──────── DATA ROWS ────────

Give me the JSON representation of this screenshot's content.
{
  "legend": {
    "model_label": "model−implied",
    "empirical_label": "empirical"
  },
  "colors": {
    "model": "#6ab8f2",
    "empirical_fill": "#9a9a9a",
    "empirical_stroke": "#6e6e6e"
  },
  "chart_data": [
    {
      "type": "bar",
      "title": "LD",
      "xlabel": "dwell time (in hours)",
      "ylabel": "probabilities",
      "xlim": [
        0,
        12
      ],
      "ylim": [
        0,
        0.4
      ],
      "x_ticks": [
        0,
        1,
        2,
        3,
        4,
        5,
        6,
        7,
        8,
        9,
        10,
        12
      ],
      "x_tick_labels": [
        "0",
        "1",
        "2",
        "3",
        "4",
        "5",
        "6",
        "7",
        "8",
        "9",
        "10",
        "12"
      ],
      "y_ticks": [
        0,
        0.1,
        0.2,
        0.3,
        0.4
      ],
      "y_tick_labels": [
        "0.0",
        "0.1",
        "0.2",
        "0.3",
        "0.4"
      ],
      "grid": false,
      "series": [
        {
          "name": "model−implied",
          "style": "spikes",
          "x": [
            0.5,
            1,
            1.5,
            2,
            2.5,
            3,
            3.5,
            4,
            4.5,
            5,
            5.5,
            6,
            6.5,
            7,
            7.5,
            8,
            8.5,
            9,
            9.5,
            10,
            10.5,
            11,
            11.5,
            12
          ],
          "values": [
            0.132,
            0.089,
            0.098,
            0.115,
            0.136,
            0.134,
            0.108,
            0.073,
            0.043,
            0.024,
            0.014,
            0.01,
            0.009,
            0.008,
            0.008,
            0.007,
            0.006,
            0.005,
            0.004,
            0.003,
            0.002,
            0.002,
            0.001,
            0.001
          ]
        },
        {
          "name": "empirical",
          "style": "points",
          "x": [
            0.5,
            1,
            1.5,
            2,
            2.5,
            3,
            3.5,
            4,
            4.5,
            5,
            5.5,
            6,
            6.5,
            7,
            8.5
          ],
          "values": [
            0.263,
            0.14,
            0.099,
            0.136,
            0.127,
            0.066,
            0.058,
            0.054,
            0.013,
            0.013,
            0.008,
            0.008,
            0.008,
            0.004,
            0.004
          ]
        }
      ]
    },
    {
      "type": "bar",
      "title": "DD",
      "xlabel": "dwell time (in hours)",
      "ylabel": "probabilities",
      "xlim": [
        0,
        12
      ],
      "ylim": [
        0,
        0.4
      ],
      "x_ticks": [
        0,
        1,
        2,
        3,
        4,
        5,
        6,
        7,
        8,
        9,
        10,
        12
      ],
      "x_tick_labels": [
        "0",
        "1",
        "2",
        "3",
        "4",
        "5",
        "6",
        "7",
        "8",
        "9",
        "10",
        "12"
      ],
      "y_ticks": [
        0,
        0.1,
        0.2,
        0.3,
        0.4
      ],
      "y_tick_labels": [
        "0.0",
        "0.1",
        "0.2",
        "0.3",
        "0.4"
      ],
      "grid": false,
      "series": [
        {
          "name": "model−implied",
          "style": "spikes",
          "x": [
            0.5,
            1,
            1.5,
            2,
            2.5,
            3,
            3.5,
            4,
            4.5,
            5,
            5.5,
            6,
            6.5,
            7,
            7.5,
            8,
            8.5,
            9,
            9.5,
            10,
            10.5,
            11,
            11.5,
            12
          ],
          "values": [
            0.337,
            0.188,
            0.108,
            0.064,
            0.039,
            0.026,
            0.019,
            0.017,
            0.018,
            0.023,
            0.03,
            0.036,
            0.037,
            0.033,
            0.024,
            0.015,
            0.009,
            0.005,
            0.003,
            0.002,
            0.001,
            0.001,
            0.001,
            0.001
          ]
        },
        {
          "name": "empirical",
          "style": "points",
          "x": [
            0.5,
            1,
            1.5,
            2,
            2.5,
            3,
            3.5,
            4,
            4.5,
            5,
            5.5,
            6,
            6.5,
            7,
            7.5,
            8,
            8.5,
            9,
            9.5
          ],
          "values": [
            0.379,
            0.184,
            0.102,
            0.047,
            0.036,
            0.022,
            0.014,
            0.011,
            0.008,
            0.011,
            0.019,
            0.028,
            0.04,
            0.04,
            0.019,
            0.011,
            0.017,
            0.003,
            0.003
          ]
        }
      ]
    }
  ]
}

────────

◆ OBJECTIVE: In full and verbatim, repeat the records given above.

◆ EXPECTED OUTPUT:
Give me the JSON representation of this screenshot's content.
{
  "legend": {
    "model_label": "model−implied",
    "empirical_label": "empirical"
  },
  "colors": {
    "model": "#6ab8f2",
    "empirical_fill": "#9a9a9a",
    "empirical_stroke": "#6e6e6e"
  },
  "chart_data": [
    {
      "type": "bar",
      "title": "LD",
      "xlabel": "dwell time (in hours)",
      "ylabel": "probabilities",
      "xlim": [
        0,
        12
      ],
      "ylim": [
        0,
        0.4
      ],
      "x_ticks": [
        0,
        1,
        2,
        3,
        4,
        5,
        6,
        7,
        8,
        9,
        10,
        12
      ],
      "x_tick_labels": [
        "0",
        "1",
        "2",
        "3",
        "4",
        "5",
        "6",
        "7",
        "8",
        "9",
        "10",
        "12"
      ],
      "y_ticks": [
        0,
        0.1,
        0.2,
        0.3,
        0.4
      ],
      "y_tick_labels": [
        "0.0",
        "0.1",
        "0.2",
        "0.3",
        "0.4"
      ],
      "grid": false,
      "series": [
        {
          "name": "model−implied",
          "style": "spikes",
          "x": [
            0.5,
            1,
            1.5,
            2,
            2.5,
            3,
            3.5,
            4,
            4.5,
            5,
            5.5,
            6,
            6.5,
            7,
            7.5,
            8,
            8.5,
            9,
            9.5,
            10,
            10.5,
            11,
            11.5,
            12
          ],
          "values": [
            0.132,
            0.089,
            0.098,
            0.115,
            0.136,
            0.134,
            0.108,
            0.073,
            0.043,
            0.024,
            0.014,
            0.01,
            0.009,
            0.008,
            0.008,
            0.007,
            0.006,
            0.005,
            0.004,
            0.003,
            0.002,
            0.002,
            0.001,
            0.001
          ]
        },
        {
          "name": "empirical",
          "style": "points",
          "x": [
            0.5,
            1,
            1.5,
            2,
            2.5,
            3,
            3.5,
            4,
            4.5,
            5,
            5.5,
            6,
            6.5,
            7,
            8.5
          ],
          "values": [
            0.263,
            0.14,
            0.099,
            0.136,
            0.127,
            0.066,
            0.058,
            0.054,
            0.013,
            0.013,
            0.008,
            0.008,
            0.008,
            0.004,
            0.004
          ]
        }
      ]
    },
    {
      "type": "bar",
      "title": "DD",
      "xlabel": "dwell time (in hours)",
      "ylabel": "probabilities",
      "xlim": [
        0,
        12
      ],
      "ylim": [
        0,
        0.4
      ],
      "x_ticks": [
        0,
        1,
        2,
        3,
        4,
        5,
        6,
        7,
        8,
        9,
        10,
        12
      ],
      "x_tick_labels": [
        "0",
        "1",
        "2",
        "3",
        "4",
        "5",
        "6",
        "7",
        "8",
        "9",
        "10",
        "12"
      ],
      "y_ticks": [
        0,
        0.1,
        0.2,
        0.3,
        0.4
      ],
      "y_tick_labels": [
        "0.0",
        "0.1",
        "0.2",
        "0.3",
        "0.4"
      ],
      "grid": false,
      "series": [
        {
          "name": "model−implied",
          "style": "spikes",
          "x": [
            0.5,
            1,
            1.5,
            2,
            2.5,
            3,
            3.5,
            4,
            4.5,
            5,
            5.5,
            6,
            6.5,
            7,
            7.5,
            8,
            8.5,
            9,
            9.5,
            10,
            10.5,
            11,
            11.5,
            12
          ],
          "values": [
            0.337,
            0.188,
            0.108,
            0.064,
            0.039,
            0.026,
            0.019,
            0.017,
            0.018,
            0.023,
            0.03,
            0.036,
            0.037,
            0.033,
            0.024,
            0.015,
            0.009,
            0.005,
            0.003,
            0.002,
            0.001,
            0.001,
            0.001,
            0.001
          ]
        },
        {
          "name": "empirical",
          "style": "points",
          "x": [
            0.5,
            1,
            1.5,
            2,
            2.5,
            3,
            3.5,
            4,
            4.5,
            5,
            5.5,
            6,
            6.5,
            7,
            7.5,
            8,
            8.5,
            9,
            9.5
          ],
          "values": [
            0.379,
            0.184,
            0.102,
            0.047,
            0.036,
            0.022,
            0.014,
            0.011,
            0.008,
            0.011,
            0.019,
            0.028,
            0.04,
            0.04,
            0.019,
            0.011,
            0.017,
            0.003,
            0.003
          ]
        }
      ]
    }
  ]
}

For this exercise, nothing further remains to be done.